#### [Problem statement]
Only the lines from the one bearing "Output a JSON" to the final line should be transcribed, exactly and with both ends included. Pictures are to be left out.

[Figure dataset records]

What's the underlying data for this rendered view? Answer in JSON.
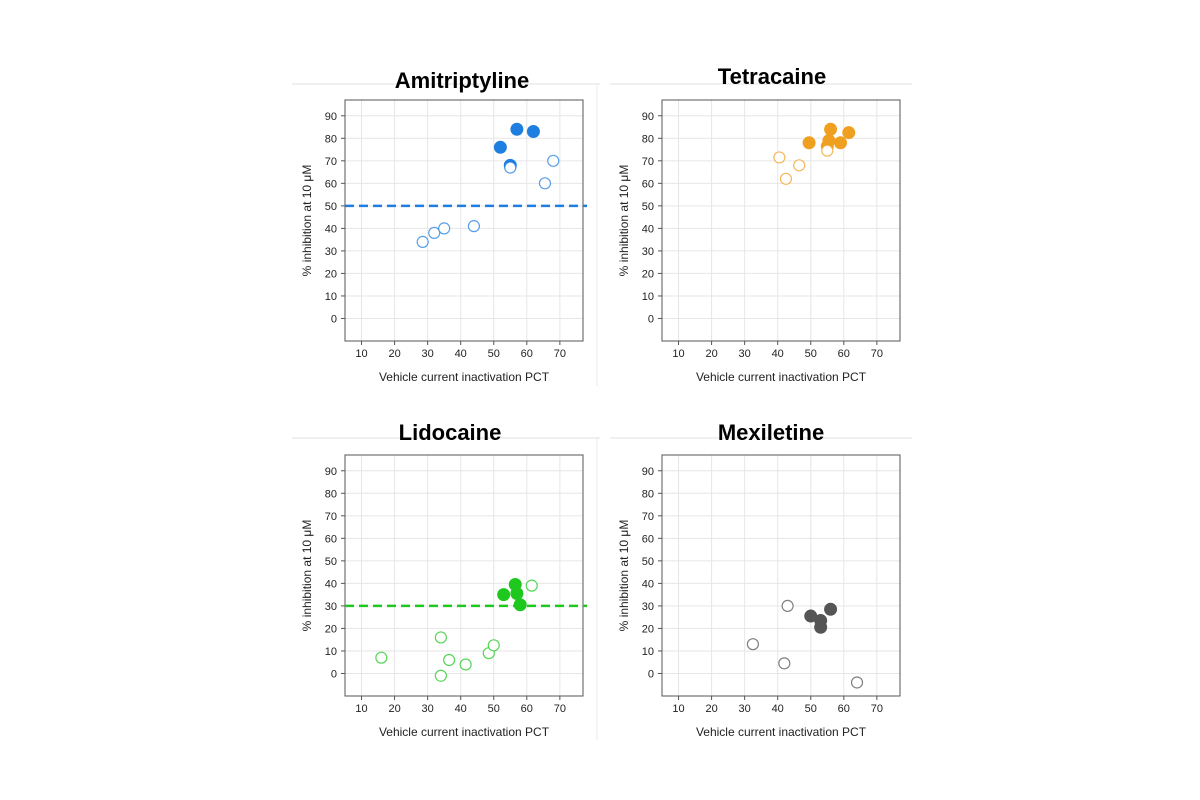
{
  "chart_data": [
    {
      "type": "scatter",
      "title": "Amitriptyline",
      "xlabel": "Vehicle current inactivation PCT",
      "ylabel": "% inhibition at 10 μM",
      "xlim": [
        5,
        77
      ],
      "ylim": [
        -10,
        97
      ],
      "xticks": [
        10,
        20,
        30,
        40,
        50,
        60,
        70
      ],
      "yticks": [
        0,
        10,
        20,
        30,
        40,
        50,
        60,
        70,
        80,
        90
      ],
      "grid": true,
      "color": "#1f7fe0",
      "threshold": 50,
      "series": [
        {
          "style": "filled",
          "x": [
            57,
            62,
            52,
            55
          ],
          "y": [
            84,
            83,
            76,
            68
          ]
        },
        {
          "style": "open",
          "x": [
            55,
            65.5,
            68,
            28.5,
            32,
            35,
            44
          ],
          "y": [
            67,
            60,
            70,
            34,
            38,
            40,
            41
          ]
        }
      ]
    },
    {
      "type": "scatter",
      "title": "Tetracaine",
      "xlabel": "Vehicle current inactivation PCT",
      "ylabel": "% inhibition at 10 μM",
      "xlim": [
        5,
        77
      ],
      "ylim": [
        -10,
        97
      ],
      "xticks": [
        10,
        20,
        30,
        40,
        50,
        60,
        70
      ],
      "yticks": [
        0,
        10,
        20,
        30,
        40,
        50,
        60,
        70,
        80,
        90
      ],
      "grid": true,
      "color": "#f0a020",
      "series": [
        {
          "style": "filled",
          "x": [
            56,
            61.5,
            49.5,
            55.5,
            59,
            55
          ],
          "y": [
            84,
            82.5,
            78,
            79,
            78,
            76.5
          ]
        },
        {
          "style": "open",
          "x": [
            40.5,
            42.5,
            46.5,
            55
          ],
          "y": [
            71.5,
            62,
            68,
            74.5
          ]
        }
      ]
    },
    {
      "type": "scatter",
      "title": "Lidocaine",
      "xlabel": "Vehicle current inactivation PCT",
      "ylabel": "% inhibition at 10 μM",
      "xlim": [
        5,
        77
      ],
      "ylim": [
        -10,
        97
      ],
      "xticks": [
        10,
        20,
        30,
        40,
        50,
        60,
        70
      ],
      "yticks": [
        0,
        10,
        20,
        30,
        40,
        50,
        60,
        70,
        80,
        90
      ],
      "grid": true,
      "color": "#1ec81e",
      "threshold": 30,
      "series": [
        {
          "style": "filled",
          "x": [
            56.5,
            53,
            57,
            58
          ],
          "y": [
            39.5,
            35,
            35.5,
            30.5
          ]
        },
        {
          "style": "open",
          "x": [
            61.5,
            16,
            34,
            36.5,
            34,
            41.5,
            48.5,
            50
          ],
          "y": [
            39,
            7,
            16,
            6,
            -1,
            4,
            9,
            12.5
          ]
        }
      ]
    },
    {
      "type": "scatter",
      "title": "Mexiletine",
      "xlabel": "Vehicle current inactivation PCT",
      "ylabel": "% inhibition at 10 μM",
      "xlim": [
        5,
        77
      ],
      "ylim": [
        -10,
        97
      ],
      "xticks": [
        10,
        20,
        30,
        40,
        50,
        60,
        70
      ],
      "yticks": [
        0,
        10,
        20,
        30,
        40,
        50,
        60,
        70,
        80,
        90
      ],
      "grid": true,
      "color": "#555555",
      "series": [
        {
          "style": "filled",
          "x": [
            50,
            53,
            56,
            53
          ],
          "y": [
            25.5,
            23.5,
            28.5,
            20.5
          ]
        },
        {
          "style": "open",
          "x": [
            43,
            32.5,
            42,
            64
          ],
          "y": [
            30,
            13,
            4.5,
            -4
          ]
        }
      ]
    }
  ]
}
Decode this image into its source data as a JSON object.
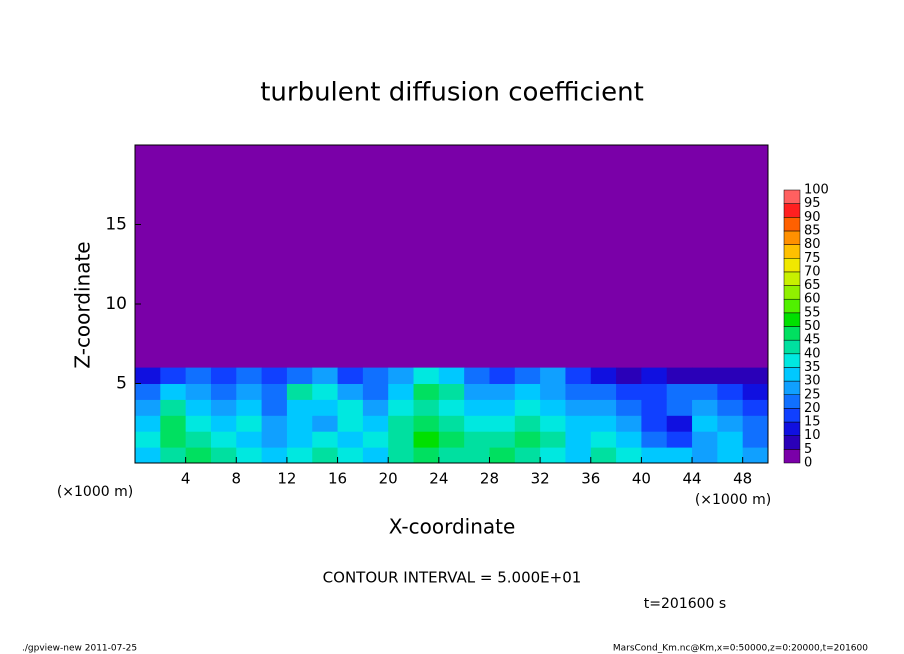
{
  "chart_data": {
    "type": "heatmap",
    "title": "turbulent diffusion coefficient",
    "x_label": "X-coordinate",
    "y_label": "Z-coordinate",
    "x_unit": "(×1000 m)",
    "y_unit": "(×1000 m)",
    "xlim": [
      0,
      50
    ],
    "ylim": [
      0,
      20
    ],
    "xticks": [
      4,
      8,
      12,
      16,
      20,
      24,
      28,
      32,
      36,
      40,
      44,
      48
    ],
    "yticks": [
      5,
      10,
      15
    ],
    "x": [
      1,
      3,
      5,
      7,
      9,
      11,
      13,
      15,
      17,
      19,
      21,
      23,
      25,
      27,
      29,
      31,
      33,
      35,
      37,
      39,
      41,
      43,
      45,
      47,
      49
    ],
    "y": [
      0.5,
      1.5,
      2.5,
      3.5,
      4.5,
      5.5
    ],
    "z": [
      [
        30,
        40,
        45,
        40,
        35,
        30,
        35,
        40,
        35,
        30,
        40,
        45,
        40,
        40,
        45,
        40,
        35,
        30,
        40,
        35,
        30,
        30,
        25,
        30,
        25
      ],
      [
        35,
        45,
        40,
        35,
        30,
        25,
        30,
        35,
        30,
        35,
        40,
        50,
        45,
        40,
        40,
        45,
        40,
        30,
        35,
        30,
        20,
        15,
        25,
        30,
        20
      ],
      [
        30,
        45,
        35,
        30,
        35,
        25,
        30,
        25,
        35,
        30,
        40,
        45,
        40,
        35,
        35,
        40,
        35,
        30,
        30,
        25,
        15,
        10,
        30,
        25,
        20
      ],
      [
        25,
        40,
        30,
        25,
        30,
        20,
        30,
        30,
        35,
        25,
        35,
        40,
        35,
        30,
        30,
        35,
        30,
        25,
        25,
        20,
        15,
        20,
        25,
        20,
        15
      ],
      [
        20,
        30,
        25,
        20,
        25,
        20,
        40,
        35,
        25,
        20,
        30,
        45,
        40,
        25,
        25,
        30,
        25,
        20,
        20,
        15,
        15,
        20,
        20,
        15,
        10
      ],
      [
        10,
        15,
        20,
        15,
        20,
        15,
        20,
        25,
        15,
        20,
        25,
        35,
        30,
        20,
        15,
        20,
        25,
        15,
        10,
        5,
        10,
        5,
        5,
        5,
        5
      ]
    ],
    "colorbar": {
      "levels": [
        0,
        5,
        10,
        15,
        20,
        25,
        30,
        35,
        40,
        45,
        50,
        55,
        60,
        65,
        70,
        75,
        80,
        85,
        90,
        95,
        100
      ],
      "colors": [
        "#7a00a8",
        "#2a00b8",
        "#1010e0",
        "#1040ff",
        "#1070ff",
        "#10a0ff",
        "#00c8ff",
        "#00e8e0",
        "#00e0a0",
        "#00e060",
        "#00e000",
        "#50f000",
        "#90f000",
        "#c8f000",
        "#f0e800",
        "#ffc000",
        "#ff9000",
        "#ff6000",
        "#ff2020",
        "#ff6060"
      ]
    },
    "contour_interval": "CONTOUR INTERVAL = 5.000E+01",
    "time": "t=201600 s",
    "footer_left": "./gpview-new   2011-07-25",
    "footer_right": "MarsCond_Km.nc@Km,x=0:50000,z=0:20000,t=201600"
  }
}
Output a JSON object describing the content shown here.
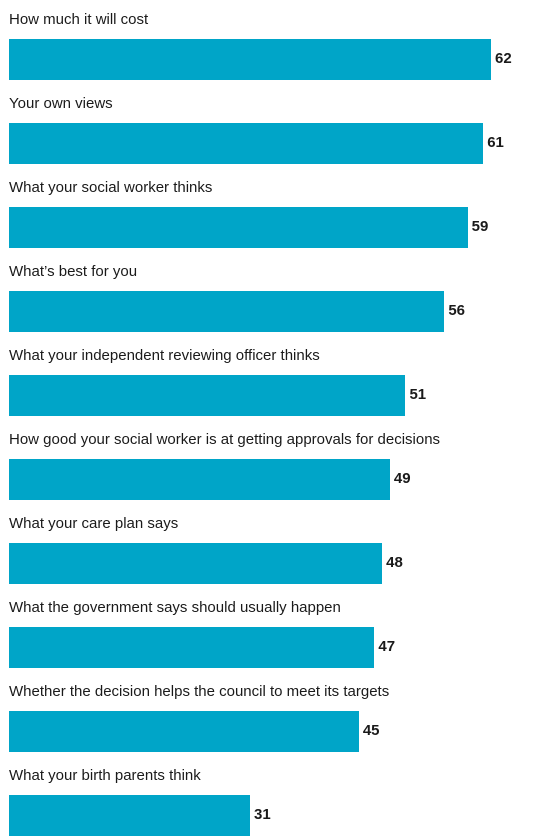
{
  "colors": {
    "bar": "#00a5c8",
    "text": "#1a1a1a"
  },
  "chart_data": {
    "type": "bar",
    "orientation": "horizontal",
    "categories": [
      "How much it will cost",
      "Your own views",
      "What your social worker thinks",
      "What’s best for you",
      "What your independent reviewing officer thinks",
      "How good your social worker is at getting approvals for decisions",
      "What your care plan says",
      "What the government says should usually happen",
      "Whether the decision helps the council to meet its targets",
      "What your birth parents think"
    ],
    "values": [
      62,
      61,
      59,
      56,
      51,
      49,
      48,
      47,
      45,
      31
    ],
    "value_labels": [
      "62",
      "61",
      "59",
      "56",
      "51",
      "49",
      "48",
      "47",
      "45",
      "31"
    ],
    "xlim": [
      0,
      62
    ],
    "grid": false,
    "legend": "none"
  }
}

#### [Response below]
Output a JSON object describing the content shown here.
{
  "colors": {
    "bar": "#00a5c8",
    "text": "#1a1a1a"
  },
  "chart_data": {
    "type": "bar",
    "orientation": "horizontal",
    "categories": [
      "How much it will cost",
      "Your own views",
      "What your social worker thinks",
      "What’s best for you",
      "What your independent reviewing officer thinks",
      "How good your social worker is at getting approvals for decisions",
      "What your care plan says",
      "What the government says should usually happen",
      "Whether the decision helps the council to meet its targets",
      "What your birth parents think"
    ],
    "values": [
      62,
      61,
      59,
      56,
      51,
      49,
      48,
      47,
      45,
      31
    ],
    "value_labels": [
      "62",
      "61",
      "59",
      "56",
      "51",
      "49",
      "48",
      "47",
      "45",
      "31"
    ],
    "xlim": [
      0,
      62
    ],
    "grid": false,
    "legend": "none"
  }
}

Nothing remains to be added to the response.